What this task involves
Show every line in the records below that contains the word "Multiple".

Entries from a page text dataset:
◆ ◆ ◆ ◆ ◆

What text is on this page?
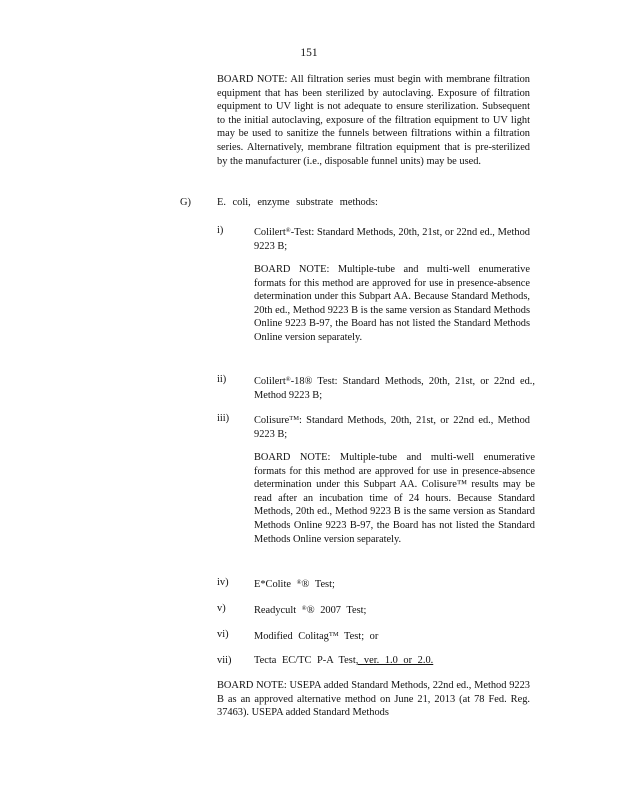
151
BOARD NOTE: All filtration series must begin with membrane filtration equipment that has been sterilized by autoclaving. Exposure of filtration equipment to UV light is not adequate to ensure sterilization. Subsequent to the initial autoclaving, exposure of the filtration equipment to UV light may be used to sanitize the funnels between filtrations within a filtration series. Alternatively, membrane filtration equipment that is pre-sterilized by the manufacturer (i.e., disposable funnel units) may be used.
G)	E. coli, enzyme substrate methods:
i)	Colilert®-Test: Standard Methods, 20th, 21st, or 22nd ed., Method 9223 B;
BOARD NOTE: Multiple-tube and multi-well enumerative formats for this method are approved for use in presence-absence determination under this Subpart AA. Because Standard Methods, 20th ed., Method 9223 B is the same version as Standard Methods Online 9223 B-97, the Board has not listed the Standard Methods Online version separately.
ii)	Colilert®-18® Test: Standard Methods, 20th, 21st, or 22nd ed., Method 9223 B;
iii) Colisure™: Standard Methods, 20th, 21st, or 22nd ed., Method 9223 B;
BOARD NOTE: Multiple-tube and multi-well enumerative formats for this method are approved for use in presence-absence determination under this Subpart AA. Colisure™ results may be read after an incubation time of 24 hours. Because Standard Methods, 20th ed., Method 9223 B is the same version as Standard Methods Online 9223 B-97, the Board has not listed the Standard Methods Online version separately.
iv) E*Colite ®® Test;
v)	Readycult ®® 2007 Test;
vi) Modified Colitag™ Test; or
vii) Tecta EC/TC P-A Test, ver. 1.0 or 2.0.
BOARD NOTE: USEPA added Standard Methods, 22nd ed., Method 9223 B as an approved alternative method on June 21, 2013 (at 78 Fed. Reg. 37463). USEPA added Standard Methods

◆ ◆ ◆ ◆ ◆

Result of this task
BOARD NOTE: Multiple-tube and multi-well enumerative formats for this method are approved for use in presence-absence determination under this Subpart AA. Because Standard Methods, 20th ed., Method 9223 B is the same version as Standard Methods Online 9223 B-97, the Board has not listed the Standard Methods Online version separately.
BOARD NOTE: Multiple-tube and multi-well enumerative formats for this method are approved for use in presence-absence determination under this Subpart AA. Colisure™ results may be read after an incubation time of 24 hours. Because Standard Methods, 20th ed., Method 9223 B is the same version as Standard Methods Online 9223 B-97, the Board has not listed the Standard Methods Online version separately.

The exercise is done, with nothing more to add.